- Exercise -
Extract every line where the string "Traveler" appears.

--- Begin ---

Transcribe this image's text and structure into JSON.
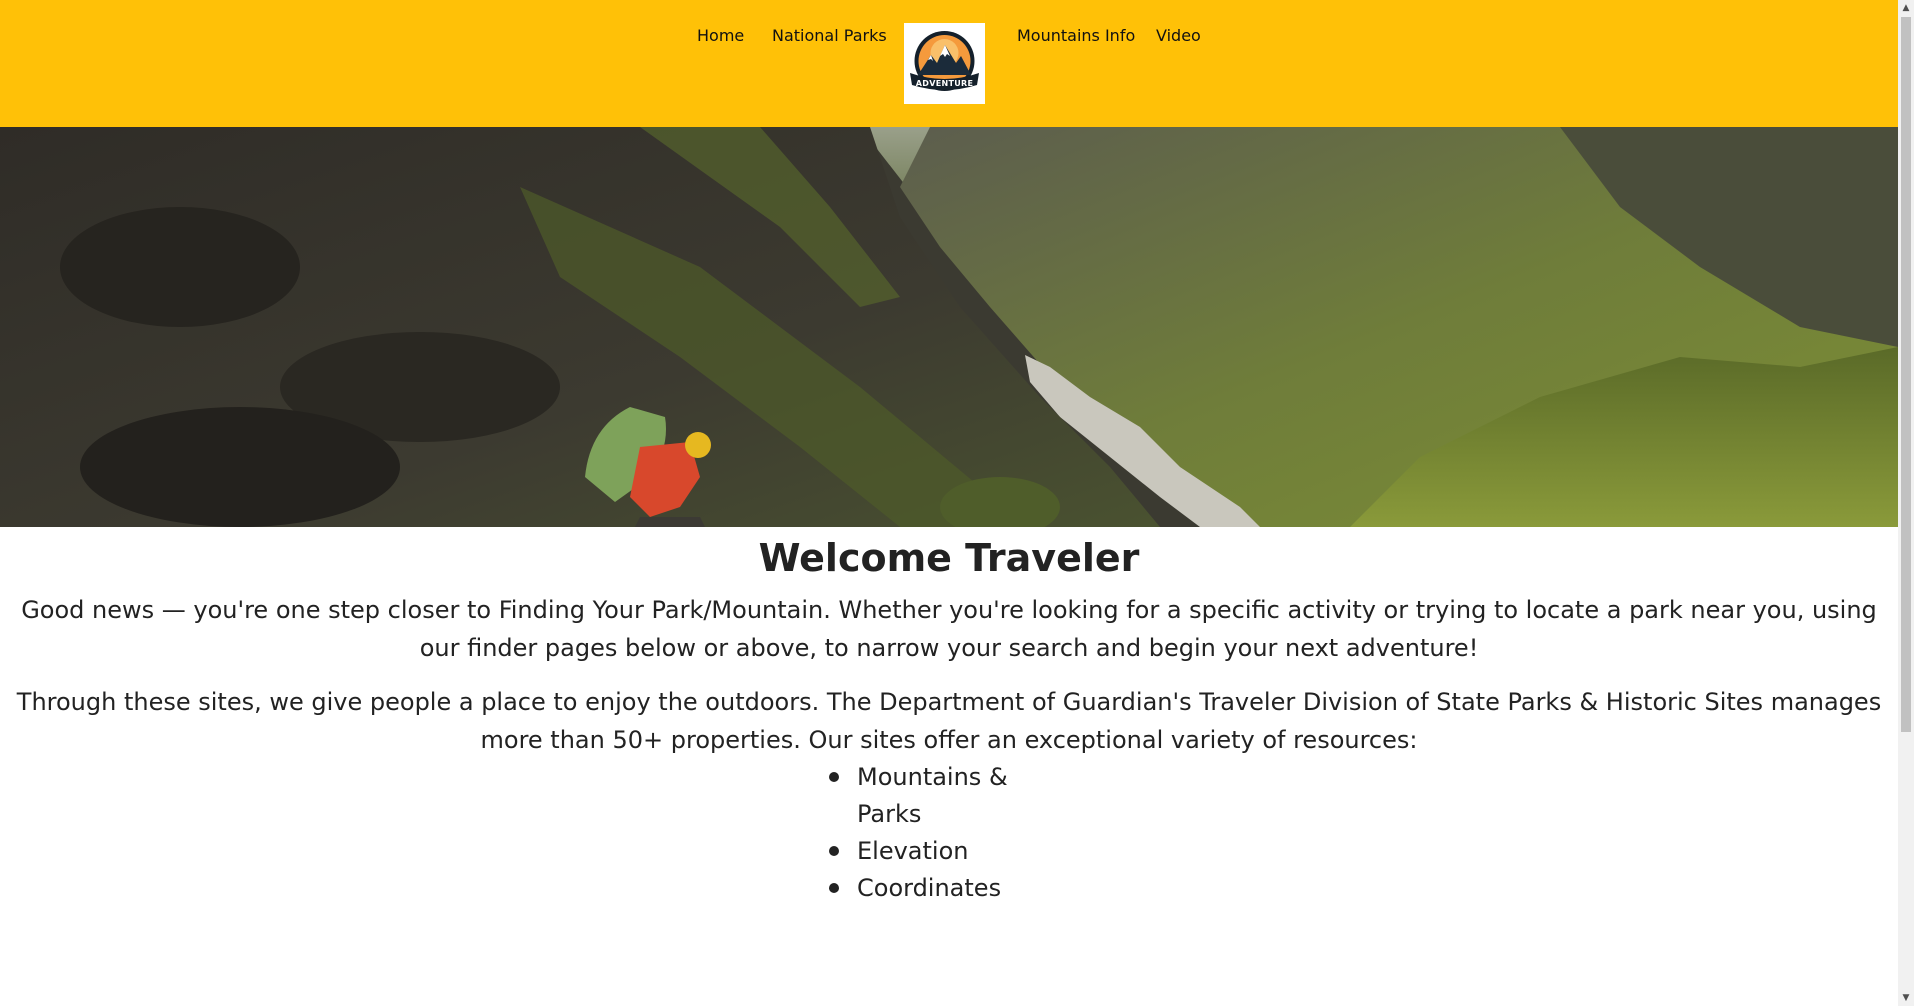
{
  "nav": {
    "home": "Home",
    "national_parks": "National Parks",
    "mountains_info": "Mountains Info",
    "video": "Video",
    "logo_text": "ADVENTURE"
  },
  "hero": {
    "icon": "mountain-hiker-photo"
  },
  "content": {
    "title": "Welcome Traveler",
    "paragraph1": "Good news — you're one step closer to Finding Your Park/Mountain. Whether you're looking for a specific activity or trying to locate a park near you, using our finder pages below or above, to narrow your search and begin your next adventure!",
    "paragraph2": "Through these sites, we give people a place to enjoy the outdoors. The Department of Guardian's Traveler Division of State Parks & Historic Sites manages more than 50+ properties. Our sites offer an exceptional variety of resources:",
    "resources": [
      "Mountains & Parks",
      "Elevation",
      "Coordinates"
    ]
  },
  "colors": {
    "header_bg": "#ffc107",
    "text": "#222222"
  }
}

--- End ---

- Complete response -
    "title": "Welcome Traveler",
    "paragraph2": "Through these sites, we give people a place to enjoy the outdoors. The Department of Guardian's Traveler Division of State Parks & Historic Sites manages more than 50+ properties. Our sites offer an exceptional variety of resources:",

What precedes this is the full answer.